**Brief**. Update the stretch of lines from the start through the one containing "login-label: 登录 [21,64,46,79]" by replacing "divider" with "separator", leaving everything else unchanged.
───── Input
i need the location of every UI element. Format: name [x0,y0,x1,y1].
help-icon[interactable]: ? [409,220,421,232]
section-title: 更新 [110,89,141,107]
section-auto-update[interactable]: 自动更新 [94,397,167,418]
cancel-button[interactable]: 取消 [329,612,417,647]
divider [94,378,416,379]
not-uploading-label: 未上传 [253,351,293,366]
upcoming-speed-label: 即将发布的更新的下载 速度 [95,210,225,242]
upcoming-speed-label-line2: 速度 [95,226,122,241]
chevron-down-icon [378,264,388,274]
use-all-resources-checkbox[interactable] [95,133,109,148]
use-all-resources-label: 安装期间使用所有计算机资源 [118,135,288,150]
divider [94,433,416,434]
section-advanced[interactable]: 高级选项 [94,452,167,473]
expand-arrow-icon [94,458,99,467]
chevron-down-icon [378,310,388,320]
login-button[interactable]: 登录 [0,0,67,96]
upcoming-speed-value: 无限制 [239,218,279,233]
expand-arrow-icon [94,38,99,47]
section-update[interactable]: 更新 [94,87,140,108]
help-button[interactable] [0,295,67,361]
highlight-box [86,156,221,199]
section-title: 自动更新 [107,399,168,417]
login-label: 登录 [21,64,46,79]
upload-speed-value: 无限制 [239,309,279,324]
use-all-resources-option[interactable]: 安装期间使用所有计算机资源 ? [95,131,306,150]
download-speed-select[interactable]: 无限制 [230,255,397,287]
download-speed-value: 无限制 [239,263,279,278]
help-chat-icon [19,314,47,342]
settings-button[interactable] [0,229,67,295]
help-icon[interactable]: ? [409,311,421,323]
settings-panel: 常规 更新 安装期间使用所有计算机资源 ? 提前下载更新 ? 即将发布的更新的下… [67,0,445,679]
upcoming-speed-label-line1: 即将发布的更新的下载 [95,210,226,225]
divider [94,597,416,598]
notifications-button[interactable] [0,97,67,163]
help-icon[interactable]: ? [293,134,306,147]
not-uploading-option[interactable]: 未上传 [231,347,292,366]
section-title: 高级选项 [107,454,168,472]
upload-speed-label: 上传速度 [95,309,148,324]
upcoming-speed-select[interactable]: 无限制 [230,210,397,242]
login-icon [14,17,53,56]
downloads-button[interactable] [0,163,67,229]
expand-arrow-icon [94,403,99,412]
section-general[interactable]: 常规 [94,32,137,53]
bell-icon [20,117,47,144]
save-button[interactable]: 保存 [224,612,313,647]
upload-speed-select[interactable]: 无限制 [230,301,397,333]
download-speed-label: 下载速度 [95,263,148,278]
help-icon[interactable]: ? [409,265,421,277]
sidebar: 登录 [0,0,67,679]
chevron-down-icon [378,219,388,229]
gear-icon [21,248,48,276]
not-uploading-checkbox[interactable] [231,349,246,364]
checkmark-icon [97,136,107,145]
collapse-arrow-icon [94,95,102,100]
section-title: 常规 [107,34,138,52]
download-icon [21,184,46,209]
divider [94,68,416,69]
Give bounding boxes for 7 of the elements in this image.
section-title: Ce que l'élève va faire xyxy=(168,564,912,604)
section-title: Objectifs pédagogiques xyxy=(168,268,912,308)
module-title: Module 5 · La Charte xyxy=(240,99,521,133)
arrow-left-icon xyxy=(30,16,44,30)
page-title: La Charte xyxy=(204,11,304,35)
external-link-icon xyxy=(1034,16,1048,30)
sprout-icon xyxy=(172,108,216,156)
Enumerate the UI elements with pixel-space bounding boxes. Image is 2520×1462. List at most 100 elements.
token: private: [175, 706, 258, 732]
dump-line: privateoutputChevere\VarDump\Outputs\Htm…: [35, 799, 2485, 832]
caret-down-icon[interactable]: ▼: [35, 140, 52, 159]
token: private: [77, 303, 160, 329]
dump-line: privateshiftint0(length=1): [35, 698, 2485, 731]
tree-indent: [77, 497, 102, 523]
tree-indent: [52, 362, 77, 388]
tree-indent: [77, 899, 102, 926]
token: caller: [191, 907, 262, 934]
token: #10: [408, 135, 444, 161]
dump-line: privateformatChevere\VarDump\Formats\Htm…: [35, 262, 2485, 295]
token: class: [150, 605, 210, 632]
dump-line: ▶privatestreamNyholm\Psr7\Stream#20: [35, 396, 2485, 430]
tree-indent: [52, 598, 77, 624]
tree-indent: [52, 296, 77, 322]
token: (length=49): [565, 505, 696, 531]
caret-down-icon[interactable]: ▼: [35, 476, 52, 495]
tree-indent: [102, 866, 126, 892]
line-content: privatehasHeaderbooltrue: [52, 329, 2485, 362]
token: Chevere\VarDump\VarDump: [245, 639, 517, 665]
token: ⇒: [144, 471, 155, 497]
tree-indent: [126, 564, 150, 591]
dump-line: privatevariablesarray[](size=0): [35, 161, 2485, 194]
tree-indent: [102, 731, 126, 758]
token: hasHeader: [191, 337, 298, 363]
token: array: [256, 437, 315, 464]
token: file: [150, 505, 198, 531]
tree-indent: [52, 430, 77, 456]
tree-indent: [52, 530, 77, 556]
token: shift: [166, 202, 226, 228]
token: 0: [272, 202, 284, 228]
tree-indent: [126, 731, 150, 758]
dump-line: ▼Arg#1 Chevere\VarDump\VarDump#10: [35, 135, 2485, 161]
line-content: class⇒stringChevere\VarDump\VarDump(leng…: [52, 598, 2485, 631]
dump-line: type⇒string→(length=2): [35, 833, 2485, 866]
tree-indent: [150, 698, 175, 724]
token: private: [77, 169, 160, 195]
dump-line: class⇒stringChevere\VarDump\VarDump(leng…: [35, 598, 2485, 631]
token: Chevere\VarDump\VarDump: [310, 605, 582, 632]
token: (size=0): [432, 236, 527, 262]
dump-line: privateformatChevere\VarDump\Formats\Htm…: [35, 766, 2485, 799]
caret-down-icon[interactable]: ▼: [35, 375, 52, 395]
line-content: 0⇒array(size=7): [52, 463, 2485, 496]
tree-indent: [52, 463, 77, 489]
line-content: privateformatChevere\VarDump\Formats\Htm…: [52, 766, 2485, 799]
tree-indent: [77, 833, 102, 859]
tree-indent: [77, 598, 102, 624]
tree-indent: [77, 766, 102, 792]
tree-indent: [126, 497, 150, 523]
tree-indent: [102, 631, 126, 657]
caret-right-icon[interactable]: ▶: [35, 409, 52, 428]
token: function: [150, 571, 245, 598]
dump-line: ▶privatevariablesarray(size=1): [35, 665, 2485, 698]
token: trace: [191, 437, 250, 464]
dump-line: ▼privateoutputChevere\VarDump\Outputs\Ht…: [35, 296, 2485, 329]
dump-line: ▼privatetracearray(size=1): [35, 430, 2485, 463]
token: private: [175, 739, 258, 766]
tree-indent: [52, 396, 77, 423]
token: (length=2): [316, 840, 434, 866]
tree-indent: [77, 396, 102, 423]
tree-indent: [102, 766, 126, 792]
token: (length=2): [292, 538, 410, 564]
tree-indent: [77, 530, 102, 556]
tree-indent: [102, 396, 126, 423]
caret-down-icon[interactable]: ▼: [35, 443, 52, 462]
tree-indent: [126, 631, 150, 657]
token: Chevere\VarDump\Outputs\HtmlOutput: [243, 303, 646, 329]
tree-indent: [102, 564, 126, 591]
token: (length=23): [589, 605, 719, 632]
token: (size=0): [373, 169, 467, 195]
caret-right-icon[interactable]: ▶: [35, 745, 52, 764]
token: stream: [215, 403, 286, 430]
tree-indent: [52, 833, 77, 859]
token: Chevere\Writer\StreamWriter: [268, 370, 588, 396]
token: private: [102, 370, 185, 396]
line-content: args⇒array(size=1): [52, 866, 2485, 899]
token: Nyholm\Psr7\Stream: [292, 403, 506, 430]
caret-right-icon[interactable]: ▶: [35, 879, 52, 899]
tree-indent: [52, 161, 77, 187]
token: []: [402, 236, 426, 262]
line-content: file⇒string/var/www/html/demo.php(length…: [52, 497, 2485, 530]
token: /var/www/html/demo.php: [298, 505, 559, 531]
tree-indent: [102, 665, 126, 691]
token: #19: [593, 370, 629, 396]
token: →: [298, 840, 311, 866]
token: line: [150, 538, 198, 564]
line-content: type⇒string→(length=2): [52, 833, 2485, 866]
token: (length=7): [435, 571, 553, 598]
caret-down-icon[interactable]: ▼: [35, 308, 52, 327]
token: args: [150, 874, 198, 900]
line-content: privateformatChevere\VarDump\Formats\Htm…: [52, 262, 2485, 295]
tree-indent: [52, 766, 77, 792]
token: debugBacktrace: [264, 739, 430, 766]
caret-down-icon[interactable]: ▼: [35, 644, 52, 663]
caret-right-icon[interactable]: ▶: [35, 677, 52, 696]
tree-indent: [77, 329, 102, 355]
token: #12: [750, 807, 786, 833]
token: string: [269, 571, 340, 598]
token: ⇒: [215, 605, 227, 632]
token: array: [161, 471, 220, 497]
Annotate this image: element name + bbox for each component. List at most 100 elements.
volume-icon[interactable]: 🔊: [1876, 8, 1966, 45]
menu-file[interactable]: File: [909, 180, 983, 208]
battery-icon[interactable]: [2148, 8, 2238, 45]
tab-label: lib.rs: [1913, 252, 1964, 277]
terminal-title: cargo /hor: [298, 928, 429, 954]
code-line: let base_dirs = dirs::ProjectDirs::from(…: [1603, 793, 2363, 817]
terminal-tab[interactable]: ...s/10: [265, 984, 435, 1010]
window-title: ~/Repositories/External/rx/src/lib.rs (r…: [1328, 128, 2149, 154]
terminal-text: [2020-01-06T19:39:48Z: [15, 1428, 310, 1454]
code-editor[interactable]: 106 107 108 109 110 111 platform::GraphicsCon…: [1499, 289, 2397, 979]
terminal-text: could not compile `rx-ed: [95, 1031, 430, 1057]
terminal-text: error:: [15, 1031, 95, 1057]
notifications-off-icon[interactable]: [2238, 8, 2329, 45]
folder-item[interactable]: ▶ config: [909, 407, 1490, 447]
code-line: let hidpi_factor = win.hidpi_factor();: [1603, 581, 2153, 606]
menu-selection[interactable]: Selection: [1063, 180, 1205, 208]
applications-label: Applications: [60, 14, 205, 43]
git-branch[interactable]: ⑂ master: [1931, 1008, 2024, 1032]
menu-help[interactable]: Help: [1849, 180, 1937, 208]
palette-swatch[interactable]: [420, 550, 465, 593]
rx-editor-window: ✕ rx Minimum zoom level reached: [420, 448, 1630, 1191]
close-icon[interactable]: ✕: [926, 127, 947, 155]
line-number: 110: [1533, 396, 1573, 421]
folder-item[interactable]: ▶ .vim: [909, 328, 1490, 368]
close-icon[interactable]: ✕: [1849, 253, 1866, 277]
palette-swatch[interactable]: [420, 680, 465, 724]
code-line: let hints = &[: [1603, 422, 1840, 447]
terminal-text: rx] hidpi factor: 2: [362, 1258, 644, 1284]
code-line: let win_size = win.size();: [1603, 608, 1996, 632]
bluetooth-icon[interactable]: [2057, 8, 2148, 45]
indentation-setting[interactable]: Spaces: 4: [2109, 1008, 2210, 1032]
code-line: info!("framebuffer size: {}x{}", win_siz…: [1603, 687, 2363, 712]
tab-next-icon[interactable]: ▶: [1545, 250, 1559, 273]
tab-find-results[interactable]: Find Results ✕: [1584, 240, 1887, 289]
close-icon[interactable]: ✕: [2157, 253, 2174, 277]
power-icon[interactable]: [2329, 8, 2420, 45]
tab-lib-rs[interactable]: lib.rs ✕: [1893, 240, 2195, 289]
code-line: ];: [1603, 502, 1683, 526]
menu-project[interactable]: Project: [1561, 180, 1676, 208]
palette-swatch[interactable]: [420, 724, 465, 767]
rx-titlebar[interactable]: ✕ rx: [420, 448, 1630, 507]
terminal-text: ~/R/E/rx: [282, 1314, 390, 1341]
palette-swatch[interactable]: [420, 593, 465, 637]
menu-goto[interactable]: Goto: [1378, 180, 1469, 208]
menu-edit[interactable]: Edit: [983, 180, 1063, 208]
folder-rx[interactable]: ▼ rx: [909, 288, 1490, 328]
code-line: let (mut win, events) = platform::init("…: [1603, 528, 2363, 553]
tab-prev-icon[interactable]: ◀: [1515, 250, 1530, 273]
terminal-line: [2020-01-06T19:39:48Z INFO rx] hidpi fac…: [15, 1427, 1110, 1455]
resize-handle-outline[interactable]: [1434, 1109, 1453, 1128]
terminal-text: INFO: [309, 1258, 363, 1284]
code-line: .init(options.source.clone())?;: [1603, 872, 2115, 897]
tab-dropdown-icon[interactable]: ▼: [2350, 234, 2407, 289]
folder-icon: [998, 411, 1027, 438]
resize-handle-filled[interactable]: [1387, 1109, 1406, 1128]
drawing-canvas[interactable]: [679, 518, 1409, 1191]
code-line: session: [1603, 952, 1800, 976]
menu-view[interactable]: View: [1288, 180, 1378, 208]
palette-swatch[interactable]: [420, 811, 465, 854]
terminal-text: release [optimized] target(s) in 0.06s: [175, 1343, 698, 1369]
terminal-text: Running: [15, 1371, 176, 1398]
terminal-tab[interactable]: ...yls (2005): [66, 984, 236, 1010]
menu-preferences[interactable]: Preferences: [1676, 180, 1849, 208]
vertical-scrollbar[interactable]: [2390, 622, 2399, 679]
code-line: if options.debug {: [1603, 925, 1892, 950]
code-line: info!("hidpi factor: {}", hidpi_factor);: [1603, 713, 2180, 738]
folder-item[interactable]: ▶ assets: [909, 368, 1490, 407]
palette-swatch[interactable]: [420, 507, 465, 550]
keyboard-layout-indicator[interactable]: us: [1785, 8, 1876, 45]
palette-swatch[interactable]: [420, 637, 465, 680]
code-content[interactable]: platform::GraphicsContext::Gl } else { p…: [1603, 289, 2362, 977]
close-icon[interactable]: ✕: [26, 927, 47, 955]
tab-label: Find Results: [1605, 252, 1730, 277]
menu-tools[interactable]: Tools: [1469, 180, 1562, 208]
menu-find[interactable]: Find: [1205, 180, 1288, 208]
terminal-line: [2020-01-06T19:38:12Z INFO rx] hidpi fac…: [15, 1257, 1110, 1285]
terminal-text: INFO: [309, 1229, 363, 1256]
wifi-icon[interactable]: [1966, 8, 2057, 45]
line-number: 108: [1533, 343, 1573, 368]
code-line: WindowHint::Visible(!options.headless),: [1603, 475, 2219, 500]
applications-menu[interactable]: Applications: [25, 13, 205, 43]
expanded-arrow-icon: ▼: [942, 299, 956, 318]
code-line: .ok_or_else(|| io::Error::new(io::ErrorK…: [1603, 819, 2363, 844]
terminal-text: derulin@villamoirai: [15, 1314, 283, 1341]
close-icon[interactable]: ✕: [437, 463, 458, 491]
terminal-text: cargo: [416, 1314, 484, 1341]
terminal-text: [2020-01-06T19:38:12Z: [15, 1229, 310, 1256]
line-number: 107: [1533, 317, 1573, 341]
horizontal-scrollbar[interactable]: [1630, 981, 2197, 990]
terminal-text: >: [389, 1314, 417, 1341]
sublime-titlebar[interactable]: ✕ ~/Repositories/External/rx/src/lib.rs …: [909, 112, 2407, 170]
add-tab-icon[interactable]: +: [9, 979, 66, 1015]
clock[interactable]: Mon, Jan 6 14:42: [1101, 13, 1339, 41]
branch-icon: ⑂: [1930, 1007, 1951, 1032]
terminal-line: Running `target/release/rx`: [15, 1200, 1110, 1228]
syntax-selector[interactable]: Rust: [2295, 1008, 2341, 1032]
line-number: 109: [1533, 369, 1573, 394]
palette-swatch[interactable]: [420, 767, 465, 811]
──────────
**Solution for this exercise**.
i need the location of every UI element. Format: name [x0,y0,x1,y1].
help-icon[interactable]: ? [409,220,421,232]
section-title: 更新 [110,89,141,107]
section-auto-update[interactable]: 自动更新 [94,397,167,418]
cancel-button[interactable]: 取消 [329,612,417,647]
separator [94,378,416,379]
not-uploading-label: 未上传 [253,351,293,366]
upcoming-speed-label: 即将发布的更新的下载 速度 [95,210,225,242]
upcoming-speed-label-line2: 速度 [95,226,122,241]
chevron-down-icon [378,264,388,274]
use-all-resources-checkbox[interactable] [95,133,109,148]
use-all-resources-label: 安装期间使用所有计算机资源 [118,135,288,150]
separator [94,433,416,434]
section-advanced[interactable]: 高级选项 [94,452,167,473]
expand-arrow-icon [94,458,99,467]
chevron-down-icon [378,310,388,320]
login-button[interactable]: 登录 [0,0,67,96]
upcoming-speed-value: 无限制 [239,218,279,233]
expand-arrow-icon [94,38,99,47]
section-update[interactable]: 更新 [94,87,140,108]
help-button[interactable] [0,295,67,361]
highlight-box [86,156,221,199]
section-title: 自动更新 [107,399,168,417]
login-label: 登录 [21,64,46,79]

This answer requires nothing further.